:: Given records ::
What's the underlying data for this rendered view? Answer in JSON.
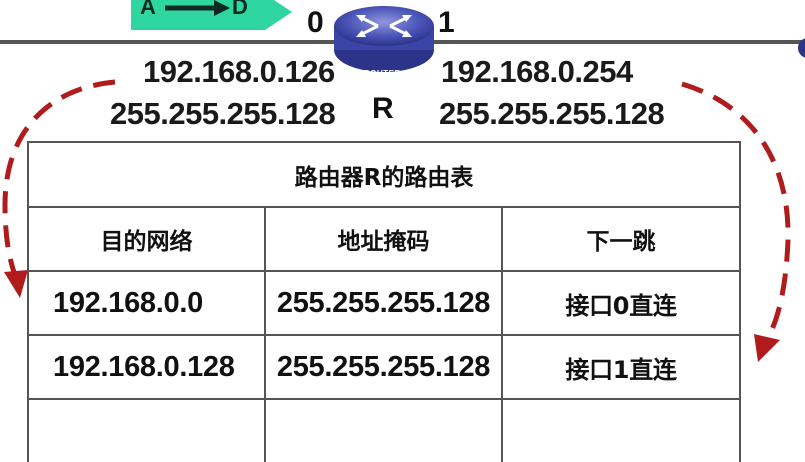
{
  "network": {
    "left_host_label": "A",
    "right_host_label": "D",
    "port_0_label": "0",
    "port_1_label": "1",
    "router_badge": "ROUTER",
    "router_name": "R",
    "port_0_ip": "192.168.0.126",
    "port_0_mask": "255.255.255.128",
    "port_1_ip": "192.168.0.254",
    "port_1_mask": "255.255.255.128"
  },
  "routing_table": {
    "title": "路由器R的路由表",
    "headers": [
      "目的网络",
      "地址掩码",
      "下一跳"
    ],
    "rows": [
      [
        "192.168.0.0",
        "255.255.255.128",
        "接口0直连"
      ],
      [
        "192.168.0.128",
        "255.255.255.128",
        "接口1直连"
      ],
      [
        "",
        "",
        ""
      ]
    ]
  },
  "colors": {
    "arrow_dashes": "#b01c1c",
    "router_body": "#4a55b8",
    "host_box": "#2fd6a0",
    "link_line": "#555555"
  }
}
:::
Stated problem:
Omit the pictures. Transcribe every record exactly.

Solution for this task:
What's the underlying data for this rendered view? Answer in JSON.
{
  "network": {
    "left_host_label": "A",
    "right_host_label": "D",
    "port_0_label": "0",
    "port_1_label": "1",
    "router_badge": "ROUTER",
    "router_name": "R",
    "port_0_ip": "192.168.0.126",
    "port_0_mask": "255.255.255.128",
    "port_1_ip": "192.168.0.254",
    "port_1_mask": "255.255.255.128"
  },
  "routing_table": {
    "title": "路由器R的路由表",
    "headers": [
      "目的网络",
      "地址掩码",
      "下一跳"
    ],
    "rows": [
      [
        "192.168.0.0",
        "255.255.255.128",
        "接口0直连"
      ],
      [
        "192.168.0.128",
        "255.255.255.128",
        "接口1直连"
      ],
      [
        "",
        "",
        ""
      ]
    ]
  },
  "colors": {
    "arrow_dashes": "#b01c1c",
    "router_body": "#4a55b8",
    "host_box": "#2fd6a0",
    "link_line": "#555555"
  }
}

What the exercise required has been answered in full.